-- start Excerpted records --

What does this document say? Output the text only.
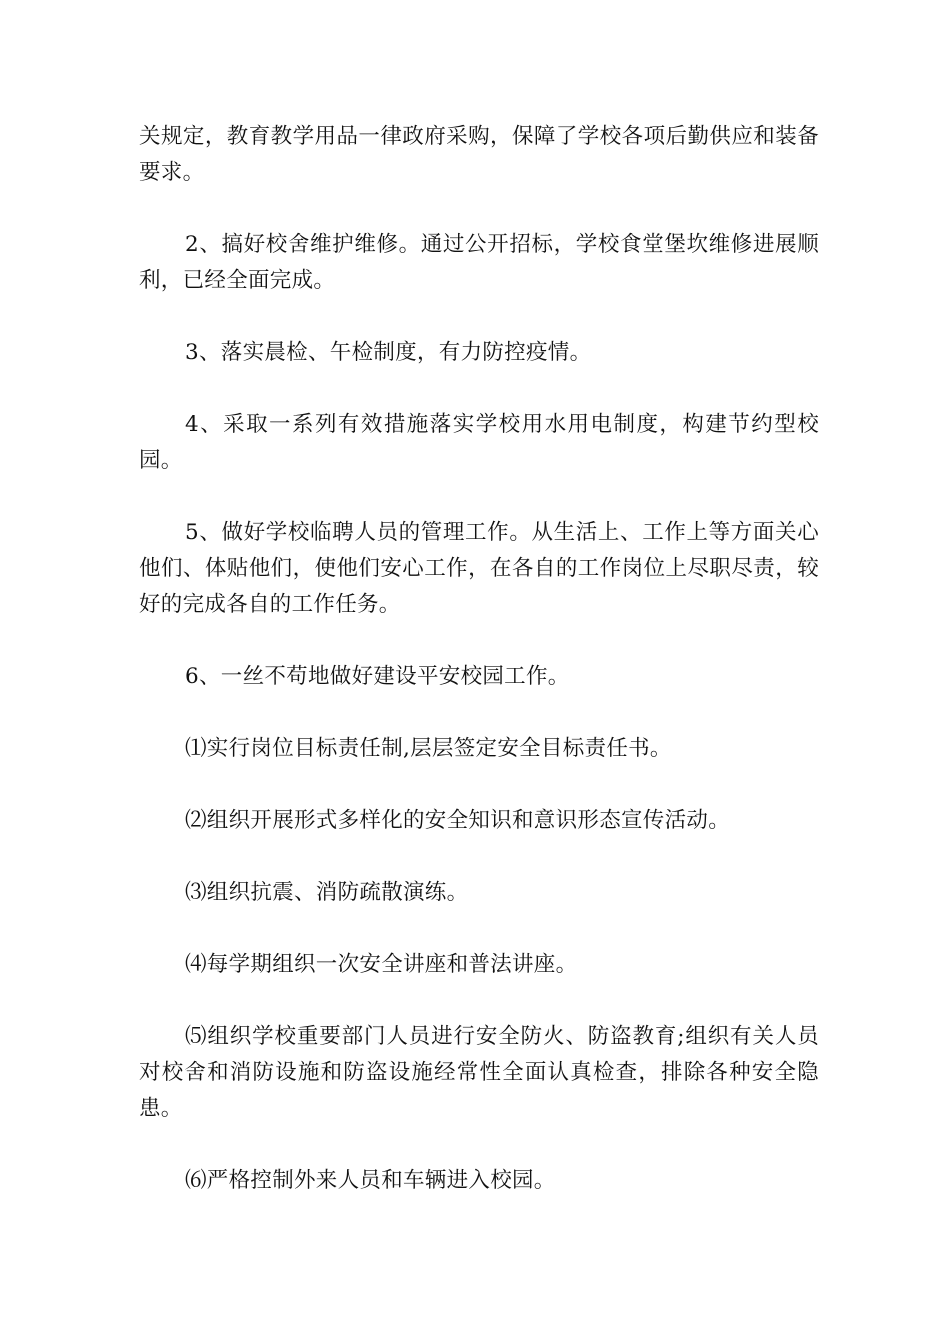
关规定，教育教学用品一律政府采购，保障了学校各项后勤供应和装备要求。

2、搞好校舍维护维修。通过公开招标，学校食堂堡坎维修进展顺利，已经全面完成。

3、落实晨检、午检制度，有力防控疫情。

4、采取一系列有效措施落实学校用水用电制度，构建节约型校园。

5、做好学校临聘人员的管理工作。从生活上、工作上等方面关心他们、体贴他们，使他们安心工作，在各自的工作岗位上尽职尽责，较好的完成各自的工作任务。

6、一丝不苟地做好建设平安校园工作。

⑴实行岗位目标责任制,层层签定安全目标责任书。

⑵组织开展形式多样化的安全知识和意识形态宣传活动。

⑶组织抗震、消防疏散演练。

⑷每学期组织一次安全讲座和普法讲座。

⑸组织学校重要部门人员进行安全防火、防盗教育;组织有关人员对校舍和消防设施和防盗设施经常性全面认真检查，排除各种安全隐患。

⑹严格控制外来人员和车辆进入校园。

-- end Excerpted records --

Task instructions.
Would you set down the listing exactly, omitting pictures?

Solution below.
What does this document say? Output the text only.
关规定，教育教学用品一律政府采购，保障了学校各项后勤供应和装备要求。

2、搞好校舍维护维修。通过公开招标，学校食堂堡坎维修进展顺利，已经全面完成。

3、落实晨检、午检制度，有力防控疫情。

4、采取一系列有效措施落实学校用水用电制度，构建节约型校园。

5、做好学校临聘人员的管理工作。从生活上、工作上等方面关心他们、体贴他们，使他们安心工作，在各自的工作岗位上尽职尽责，较好的完成各自的工作任务。

6、一丝不苟地做好建设平安校园工作。

⑴实行岗位目标责任制,层层签定安全目标责任书。

⑵组织开展形式多样化的安全知识和意识形态宣传活动。

⑶组织抗震、消防疏散演练。

⑷每学期组织一次安全讲座和普法讲座。

⑸组织学校重要部门人员进行安全防火、防盗教育;组织有关人员对校舍和消防设施和防盗设施经常性全面认真检查，排除各种安全隐患。

⑹严格控制外来人员和车辆进入校园。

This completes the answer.